## start Source document

The purpose of this study is to explore the biochemical process of controlling hydro-swelling by FeRM in low-permeability reservoirs and explain the mechanism of FeRM-driven enhanced oil recovery. Using synthetic cores containing smectite to simulate the low-permeability reservoirs, the effectiveness of FeRM on the inhibition of smectite clay minerals’ hydro-swelling was examined. In addition, core displacement tests were conducted to evaluate the EOR efficiency. Finally, the distribution and structure of core pore-throats were characterized to understand the mechanism of hydro-swelling reduction and oil recovery enhancement. This study provides a theoretical basis for the inhibition and reduction of clay minerals’ hydro-swelling by FeRM in the oil fields and offers a novel technique for enhanced oil recovery in low-permeability reservoirs.

## end Source document
## start Entries supplied

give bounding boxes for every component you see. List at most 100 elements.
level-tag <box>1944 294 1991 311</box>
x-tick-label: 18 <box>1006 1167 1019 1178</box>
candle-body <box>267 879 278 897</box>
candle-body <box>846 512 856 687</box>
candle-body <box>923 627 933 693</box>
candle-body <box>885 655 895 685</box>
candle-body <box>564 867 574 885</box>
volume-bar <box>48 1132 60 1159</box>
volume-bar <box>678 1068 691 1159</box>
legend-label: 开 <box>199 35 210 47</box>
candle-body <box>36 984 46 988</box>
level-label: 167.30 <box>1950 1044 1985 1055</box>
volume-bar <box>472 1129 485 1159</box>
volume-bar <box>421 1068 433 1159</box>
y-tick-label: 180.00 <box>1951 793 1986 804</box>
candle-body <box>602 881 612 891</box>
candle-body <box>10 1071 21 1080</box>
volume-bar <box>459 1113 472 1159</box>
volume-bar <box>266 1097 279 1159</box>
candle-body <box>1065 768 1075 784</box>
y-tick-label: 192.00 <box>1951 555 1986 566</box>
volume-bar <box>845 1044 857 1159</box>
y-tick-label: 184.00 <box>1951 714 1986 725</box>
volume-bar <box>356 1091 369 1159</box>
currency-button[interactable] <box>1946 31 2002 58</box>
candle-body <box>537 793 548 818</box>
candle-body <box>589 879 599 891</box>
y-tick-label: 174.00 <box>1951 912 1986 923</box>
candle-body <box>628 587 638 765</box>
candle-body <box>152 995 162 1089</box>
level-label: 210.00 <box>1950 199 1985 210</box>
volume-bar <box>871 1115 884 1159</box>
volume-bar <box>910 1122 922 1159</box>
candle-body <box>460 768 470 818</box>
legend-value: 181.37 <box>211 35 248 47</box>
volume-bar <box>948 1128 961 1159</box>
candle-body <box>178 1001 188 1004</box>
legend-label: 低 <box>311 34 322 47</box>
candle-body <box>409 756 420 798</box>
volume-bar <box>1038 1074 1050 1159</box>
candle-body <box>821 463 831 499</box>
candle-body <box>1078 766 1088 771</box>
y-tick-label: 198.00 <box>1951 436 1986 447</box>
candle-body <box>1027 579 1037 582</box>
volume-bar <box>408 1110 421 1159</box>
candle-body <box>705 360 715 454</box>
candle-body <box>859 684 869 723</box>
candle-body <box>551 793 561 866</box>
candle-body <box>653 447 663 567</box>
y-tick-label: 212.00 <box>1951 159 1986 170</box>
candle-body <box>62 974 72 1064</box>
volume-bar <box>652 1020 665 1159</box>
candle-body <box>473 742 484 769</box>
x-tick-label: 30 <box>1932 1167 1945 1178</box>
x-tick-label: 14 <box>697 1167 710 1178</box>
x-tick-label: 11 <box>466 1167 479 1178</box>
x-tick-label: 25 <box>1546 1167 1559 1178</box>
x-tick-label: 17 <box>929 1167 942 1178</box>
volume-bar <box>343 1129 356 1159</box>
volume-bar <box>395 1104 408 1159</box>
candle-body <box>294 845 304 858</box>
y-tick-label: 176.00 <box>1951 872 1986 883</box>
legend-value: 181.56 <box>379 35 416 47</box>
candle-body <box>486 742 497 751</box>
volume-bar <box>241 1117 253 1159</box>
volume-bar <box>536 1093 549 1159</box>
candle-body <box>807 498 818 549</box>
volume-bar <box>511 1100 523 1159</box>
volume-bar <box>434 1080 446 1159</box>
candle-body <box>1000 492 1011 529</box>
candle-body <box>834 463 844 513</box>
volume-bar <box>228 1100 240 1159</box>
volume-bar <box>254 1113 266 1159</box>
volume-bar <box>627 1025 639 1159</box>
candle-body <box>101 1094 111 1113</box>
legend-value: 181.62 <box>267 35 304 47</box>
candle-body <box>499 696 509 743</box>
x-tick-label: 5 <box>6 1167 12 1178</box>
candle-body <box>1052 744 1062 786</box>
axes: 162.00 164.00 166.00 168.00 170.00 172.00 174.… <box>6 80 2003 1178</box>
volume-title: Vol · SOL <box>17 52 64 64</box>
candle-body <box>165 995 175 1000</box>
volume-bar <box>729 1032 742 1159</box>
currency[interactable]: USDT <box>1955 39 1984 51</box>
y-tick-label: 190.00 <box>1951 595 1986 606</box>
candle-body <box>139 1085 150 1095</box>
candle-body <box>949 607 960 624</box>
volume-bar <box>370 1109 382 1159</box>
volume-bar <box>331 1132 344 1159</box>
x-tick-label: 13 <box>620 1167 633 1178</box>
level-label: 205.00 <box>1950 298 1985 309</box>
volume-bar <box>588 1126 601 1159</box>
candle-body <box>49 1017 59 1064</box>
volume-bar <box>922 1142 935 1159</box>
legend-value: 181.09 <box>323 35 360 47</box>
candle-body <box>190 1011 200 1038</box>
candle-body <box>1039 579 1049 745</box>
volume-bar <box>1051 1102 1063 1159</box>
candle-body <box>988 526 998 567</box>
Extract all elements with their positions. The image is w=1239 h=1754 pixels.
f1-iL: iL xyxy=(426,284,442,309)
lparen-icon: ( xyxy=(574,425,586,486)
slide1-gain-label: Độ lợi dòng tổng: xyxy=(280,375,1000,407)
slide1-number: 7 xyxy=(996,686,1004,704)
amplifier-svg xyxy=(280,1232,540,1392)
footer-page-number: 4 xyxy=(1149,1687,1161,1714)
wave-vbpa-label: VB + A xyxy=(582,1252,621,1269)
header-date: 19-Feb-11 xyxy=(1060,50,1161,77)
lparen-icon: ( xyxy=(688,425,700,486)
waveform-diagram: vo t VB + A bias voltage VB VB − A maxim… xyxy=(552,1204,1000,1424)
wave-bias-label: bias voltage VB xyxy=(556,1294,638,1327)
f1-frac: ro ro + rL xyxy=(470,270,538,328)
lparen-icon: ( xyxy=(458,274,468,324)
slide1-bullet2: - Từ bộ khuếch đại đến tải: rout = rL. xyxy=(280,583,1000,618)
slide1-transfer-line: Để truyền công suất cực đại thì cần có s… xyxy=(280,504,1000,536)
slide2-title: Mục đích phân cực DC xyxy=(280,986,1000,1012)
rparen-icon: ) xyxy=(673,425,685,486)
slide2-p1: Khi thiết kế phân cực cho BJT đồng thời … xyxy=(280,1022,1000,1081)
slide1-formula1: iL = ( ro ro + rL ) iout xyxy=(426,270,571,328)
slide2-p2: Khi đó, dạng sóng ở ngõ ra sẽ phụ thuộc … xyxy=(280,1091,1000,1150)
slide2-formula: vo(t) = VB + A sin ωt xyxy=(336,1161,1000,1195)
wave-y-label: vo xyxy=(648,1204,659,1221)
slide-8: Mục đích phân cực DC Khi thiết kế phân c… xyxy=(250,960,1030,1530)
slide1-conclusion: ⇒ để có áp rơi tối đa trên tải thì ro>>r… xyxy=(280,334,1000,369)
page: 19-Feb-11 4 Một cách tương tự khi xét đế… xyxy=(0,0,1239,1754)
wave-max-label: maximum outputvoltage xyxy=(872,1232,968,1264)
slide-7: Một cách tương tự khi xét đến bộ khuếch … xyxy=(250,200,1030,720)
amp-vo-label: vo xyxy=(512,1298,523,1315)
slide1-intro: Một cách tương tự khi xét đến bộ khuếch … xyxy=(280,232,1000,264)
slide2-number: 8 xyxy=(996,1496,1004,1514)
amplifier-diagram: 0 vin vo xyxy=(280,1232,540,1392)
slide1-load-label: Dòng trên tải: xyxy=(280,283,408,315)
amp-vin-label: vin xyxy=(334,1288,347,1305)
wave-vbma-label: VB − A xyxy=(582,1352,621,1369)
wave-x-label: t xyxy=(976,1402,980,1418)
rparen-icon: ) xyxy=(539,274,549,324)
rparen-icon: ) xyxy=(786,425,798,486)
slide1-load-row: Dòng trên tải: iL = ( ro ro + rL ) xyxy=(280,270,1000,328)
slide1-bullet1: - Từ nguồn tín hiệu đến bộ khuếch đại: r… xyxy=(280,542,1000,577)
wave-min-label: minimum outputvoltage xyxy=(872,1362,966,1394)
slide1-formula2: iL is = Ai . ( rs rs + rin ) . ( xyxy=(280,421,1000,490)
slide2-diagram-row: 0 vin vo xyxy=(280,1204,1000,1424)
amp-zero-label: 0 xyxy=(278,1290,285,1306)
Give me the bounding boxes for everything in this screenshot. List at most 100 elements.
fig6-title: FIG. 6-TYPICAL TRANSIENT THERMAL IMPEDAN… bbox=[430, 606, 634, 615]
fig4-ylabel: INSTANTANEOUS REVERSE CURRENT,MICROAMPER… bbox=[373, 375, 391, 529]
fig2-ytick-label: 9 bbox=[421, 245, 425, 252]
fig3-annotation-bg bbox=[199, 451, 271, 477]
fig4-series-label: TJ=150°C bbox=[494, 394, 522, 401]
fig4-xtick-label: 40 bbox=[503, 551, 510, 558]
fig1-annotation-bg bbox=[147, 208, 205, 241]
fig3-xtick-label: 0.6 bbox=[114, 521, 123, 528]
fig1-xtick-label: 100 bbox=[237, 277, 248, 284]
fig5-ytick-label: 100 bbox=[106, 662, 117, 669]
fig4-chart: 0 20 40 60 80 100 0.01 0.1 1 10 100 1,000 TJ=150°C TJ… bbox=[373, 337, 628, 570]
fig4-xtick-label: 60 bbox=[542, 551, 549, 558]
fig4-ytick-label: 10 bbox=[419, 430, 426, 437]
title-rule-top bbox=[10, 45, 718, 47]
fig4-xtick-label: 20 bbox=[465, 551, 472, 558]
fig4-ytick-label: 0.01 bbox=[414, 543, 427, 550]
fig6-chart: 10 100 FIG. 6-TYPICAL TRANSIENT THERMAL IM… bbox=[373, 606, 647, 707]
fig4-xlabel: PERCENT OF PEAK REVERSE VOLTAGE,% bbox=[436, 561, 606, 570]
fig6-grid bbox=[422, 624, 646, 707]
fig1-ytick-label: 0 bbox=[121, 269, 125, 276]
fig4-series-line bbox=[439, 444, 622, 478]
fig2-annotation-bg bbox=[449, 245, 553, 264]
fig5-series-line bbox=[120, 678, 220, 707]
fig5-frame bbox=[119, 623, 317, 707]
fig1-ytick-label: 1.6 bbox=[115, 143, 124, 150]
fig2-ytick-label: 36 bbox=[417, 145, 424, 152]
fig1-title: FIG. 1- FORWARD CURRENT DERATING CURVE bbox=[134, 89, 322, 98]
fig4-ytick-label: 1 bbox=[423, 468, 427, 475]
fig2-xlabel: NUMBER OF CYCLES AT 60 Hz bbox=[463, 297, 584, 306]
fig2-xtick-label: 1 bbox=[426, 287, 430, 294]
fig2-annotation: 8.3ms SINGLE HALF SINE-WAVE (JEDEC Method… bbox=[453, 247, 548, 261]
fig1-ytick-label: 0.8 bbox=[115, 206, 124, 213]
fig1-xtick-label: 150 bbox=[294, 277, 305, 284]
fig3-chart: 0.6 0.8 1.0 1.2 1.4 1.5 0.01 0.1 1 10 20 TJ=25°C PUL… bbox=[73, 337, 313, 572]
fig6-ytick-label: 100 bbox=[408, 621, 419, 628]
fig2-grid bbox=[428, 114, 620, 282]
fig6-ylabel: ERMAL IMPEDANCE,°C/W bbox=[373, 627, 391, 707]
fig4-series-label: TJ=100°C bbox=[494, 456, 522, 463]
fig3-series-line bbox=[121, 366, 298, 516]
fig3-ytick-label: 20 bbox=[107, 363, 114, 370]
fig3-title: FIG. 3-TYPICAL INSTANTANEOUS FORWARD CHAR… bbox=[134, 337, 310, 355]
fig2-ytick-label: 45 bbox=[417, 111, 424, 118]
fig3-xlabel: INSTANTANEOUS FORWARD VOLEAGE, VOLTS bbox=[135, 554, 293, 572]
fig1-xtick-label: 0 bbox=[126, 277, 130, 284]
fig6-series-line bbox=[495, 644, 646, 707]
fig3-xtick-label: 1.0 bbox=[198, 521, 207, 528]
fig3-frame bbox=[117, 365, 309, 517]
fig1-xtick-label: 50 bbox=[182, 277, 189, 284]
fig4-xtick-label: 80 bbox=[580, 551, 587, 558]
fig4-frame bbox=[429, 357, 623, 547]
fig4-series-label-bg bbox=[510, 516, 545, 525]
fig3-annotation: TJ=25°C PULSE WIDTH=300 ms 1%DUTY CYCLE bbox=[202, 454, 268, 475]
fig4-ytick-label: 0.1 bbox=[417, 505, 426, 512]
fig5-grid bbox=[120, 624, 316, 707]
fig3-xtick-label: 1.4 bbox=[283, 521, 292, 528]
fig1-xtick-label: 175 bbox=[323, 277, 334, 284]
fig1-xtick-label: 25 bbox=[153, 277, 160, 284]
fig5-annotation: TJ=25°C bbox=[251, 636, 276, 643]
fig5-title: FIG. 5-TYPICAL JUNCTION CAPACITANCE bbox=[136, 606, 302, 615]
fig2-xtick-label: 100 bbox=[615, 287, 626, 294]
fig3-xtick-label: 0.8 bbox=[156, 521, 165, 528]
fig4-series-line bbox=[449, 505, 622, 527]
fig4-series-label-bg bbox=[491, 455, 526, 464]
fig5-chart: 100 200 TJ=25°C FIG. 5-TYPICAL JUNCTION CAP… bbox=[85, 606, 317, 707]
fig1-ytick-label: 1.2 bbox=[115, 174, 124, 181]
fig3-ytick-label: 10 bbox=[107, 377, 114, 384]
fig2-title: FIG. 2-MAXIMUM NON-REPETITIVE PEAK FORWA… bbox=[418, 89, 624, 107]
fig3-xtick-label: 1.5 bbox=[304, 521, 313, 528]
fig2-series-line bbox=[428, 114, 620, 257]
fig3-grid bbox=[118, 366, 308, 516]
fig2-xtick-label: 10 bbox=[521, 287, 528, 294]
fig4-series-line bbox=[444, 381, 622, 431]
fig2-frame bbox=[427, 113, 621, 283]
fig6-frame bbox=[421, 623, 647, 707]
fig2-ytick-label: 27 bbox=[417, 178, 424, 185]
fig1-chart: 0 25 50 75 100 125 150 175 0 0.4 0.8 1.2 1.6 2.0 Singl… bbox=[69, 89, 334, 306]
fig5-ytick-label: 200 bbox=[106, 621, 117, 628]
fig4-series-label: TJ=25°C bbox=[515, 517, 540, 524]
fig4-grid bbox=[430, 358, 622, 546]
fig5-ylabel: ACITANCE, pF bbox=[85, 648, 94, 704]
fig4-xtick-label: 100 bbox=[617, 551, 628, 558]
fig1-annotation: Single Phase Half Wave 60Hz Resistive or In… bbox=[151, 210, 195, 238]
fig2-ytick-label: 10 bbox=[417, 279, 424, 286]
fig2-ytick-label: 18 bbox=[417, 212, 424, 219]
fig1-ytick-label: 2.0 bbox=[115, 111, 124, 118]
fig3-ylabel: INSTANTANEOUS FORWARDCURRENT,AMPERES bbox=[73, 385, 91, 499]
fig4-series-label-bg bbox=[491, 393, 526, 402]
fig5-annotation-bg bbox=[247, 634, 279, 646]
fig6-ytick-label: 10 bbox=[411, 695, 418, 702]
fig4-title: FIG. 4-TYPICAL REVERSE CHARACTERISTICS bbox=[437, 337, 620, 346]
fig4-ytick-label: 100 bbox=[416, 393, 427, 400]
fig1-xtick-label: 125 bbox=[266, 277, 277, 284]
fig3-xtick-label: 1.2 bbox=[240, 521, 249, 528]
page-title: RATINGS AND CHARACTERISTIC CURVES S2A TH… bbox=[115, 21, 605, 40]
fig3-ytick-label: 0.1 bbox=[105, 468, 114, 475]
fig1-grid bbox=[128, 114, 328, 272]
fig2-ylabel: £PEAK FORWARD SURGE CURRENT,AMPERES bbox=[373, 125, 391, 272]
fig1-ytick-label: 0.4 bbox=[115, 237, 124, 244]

## end Entries supplied

# [What is being asked]
Translate this sentence from the passage on enhanced oil recovery into Spanish: "In addition, core displacement tests were conducted to evaluate the EOR efficiency."

# [Response to this exercise]
Además, se realizaron pruebas de desplazamiento en núcleos para evaluar la eficiencia de la EOR.